Professor with students at Fisk Museum

Mission

The mission of the Daniel M. Fisk Museum of Natural History is to:

  • provide educational entertainment for students, faculty, staff, and visitors of Hillsdale College
  • serve as an instructional resource for K-12 and college classes in the natural sciences
  • serve as an intercollegiate repository for specimens and artifacts for scientific research and education
  • honor the rich history and pioneering tradition in the sciences at Hillsdale College

 

About

The Fisk Museum continues to grow through collections by faculty and students, as well as donations from alumni and friends. Plans for custom, Victorian-style wall cases will increase the number of specimens on display in the museum.

The museum regularly hosts educational field trips for local school children. College faculty and staff also utilize the facility and its resources for classroom instruction in skeletal anatomy and zoology classes. College students also gain valuable academic and work experience, as well as financial assistance, by working in the museum as assistants to the curator.

Exercises:
A. Answer these questions using the Fisk Museum text:
(i) Which classes does the museum serve as an instructional resource for?
(ii) What is planned to increase the number of specimens on display?
(iii) Which classes do college faculty and staff use the facility for?
B. Write the next part of the Fisk Museum text, starting after its final sentence.
The listing that comes next is separate material and is unrelated to the Fisk Museum text.

Collected data:
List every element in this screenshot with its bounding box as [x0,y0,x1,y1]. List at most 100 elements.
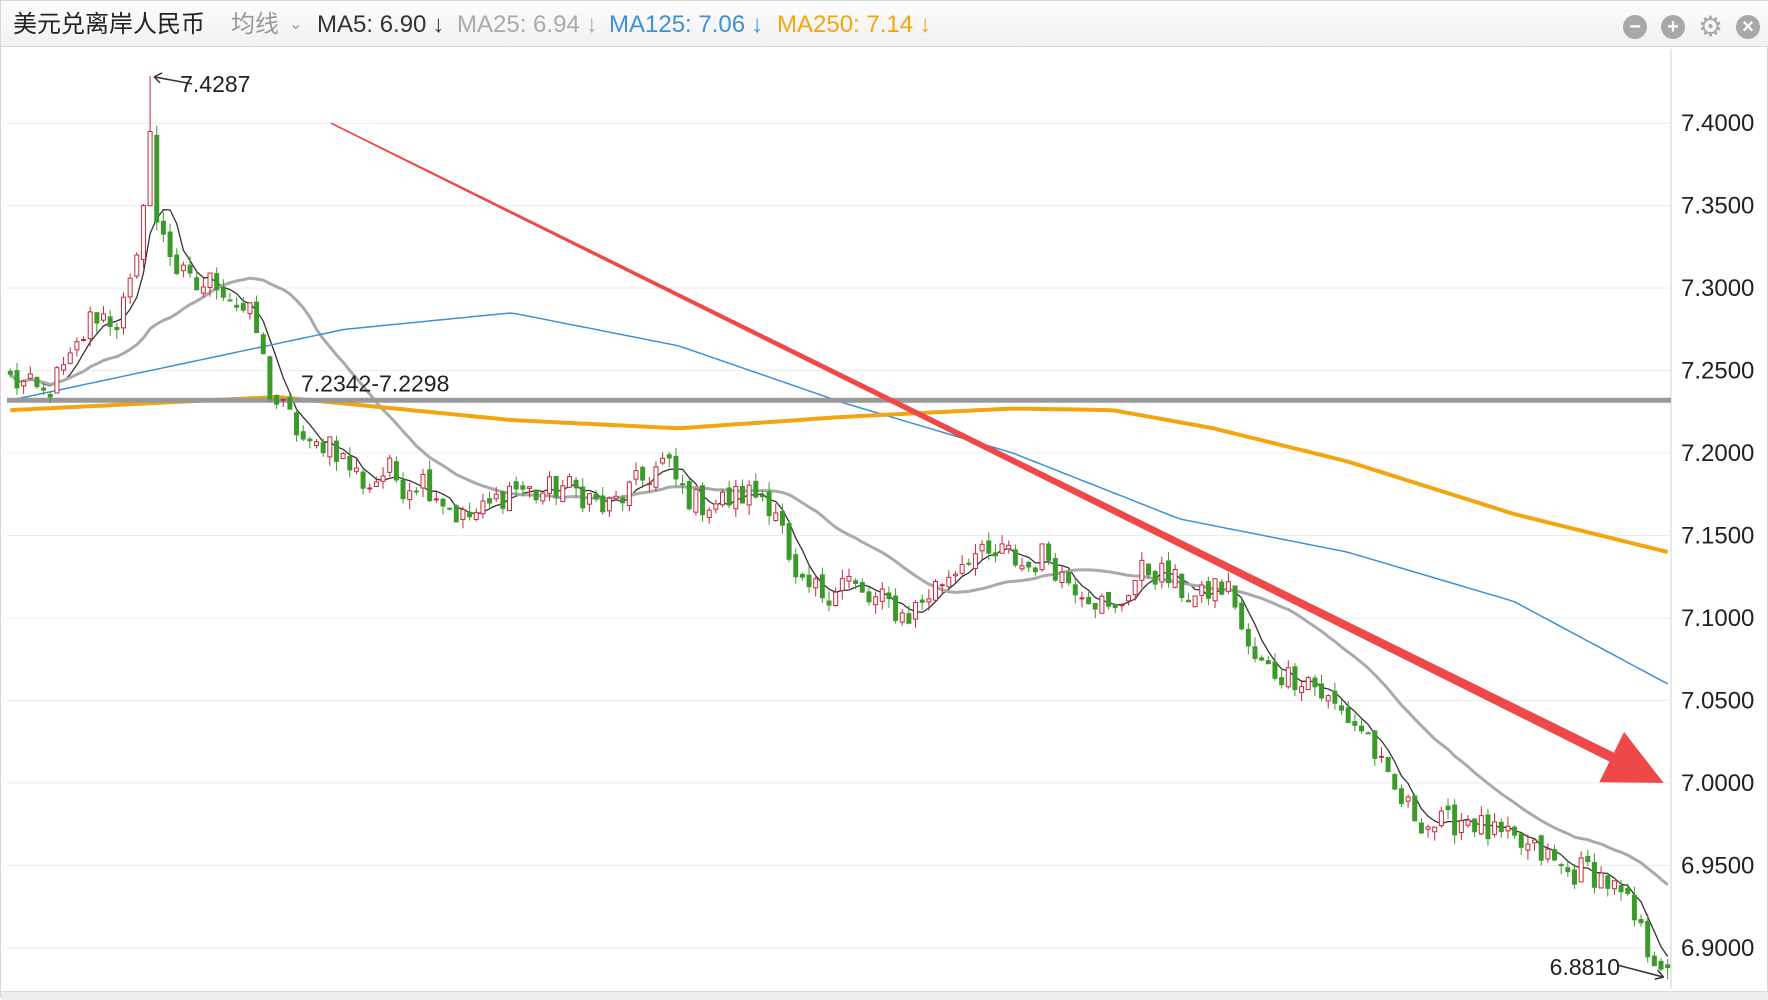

Answers for this exercise:
A.
(i) K-12 and college classes in the natural sciences
(ii) Custom, Victorian-style wall cases
(iii) Skeletal anatomy and zoology classes

B.
The museum celebrates Hillsdale College’s love and respect for history, tradition, and its pioneering heritage, representing a monument to more than 140 years of excellence in the sciences at Hillsdale College.

Fisk Museum

History of the Fisk Museum

Dr. Daniel M. Fisk established the Hillsdale College Museum in 1874.  Housed within Knowlton Hall, the museum’s collection grew quickly with donations from notable institutions such as the Smithsonian, Brown University, McGill University, and Wabash College.  Nationally-recognized scientists also contributed to the collection, including a gift of 14 sharks from the Hasler Expedition to South America by Louis Agassiz.  Many other nationally known scientists also supported Hillsdale’s museum by donating specimens from around the world.

In 1880, Hillsdale College Museum sponsored a two-year expedition across South America in partnership with the Smithsonian Institute and Albion College, an undertaking that received special recognition from U.S. Secretary of State William Evarts. The expedition produced countless barrels and crates of specimens and ancient artifacts that were shipped by boat and steam train to Washington, DC, and eventually to Hillsdale College. Hundreds of photos documented the expedition and are on file in the Museum archives.

The 1910 fire that ravaged Knowlton Hall badly damaged the museum. Four years later, class president Albert A. DeLapp and the Class of 1914 donated significant personal labor and funds to rebuild the museum as their class gift and memorial, saving many priceless artifacts in the process. In the 1960s, the museum was dismantled after the construction of the Strosacker Science Center. Much of the museum’s collection was either stolen, discarded, or given away. The remaining artifacts were scattered around campus.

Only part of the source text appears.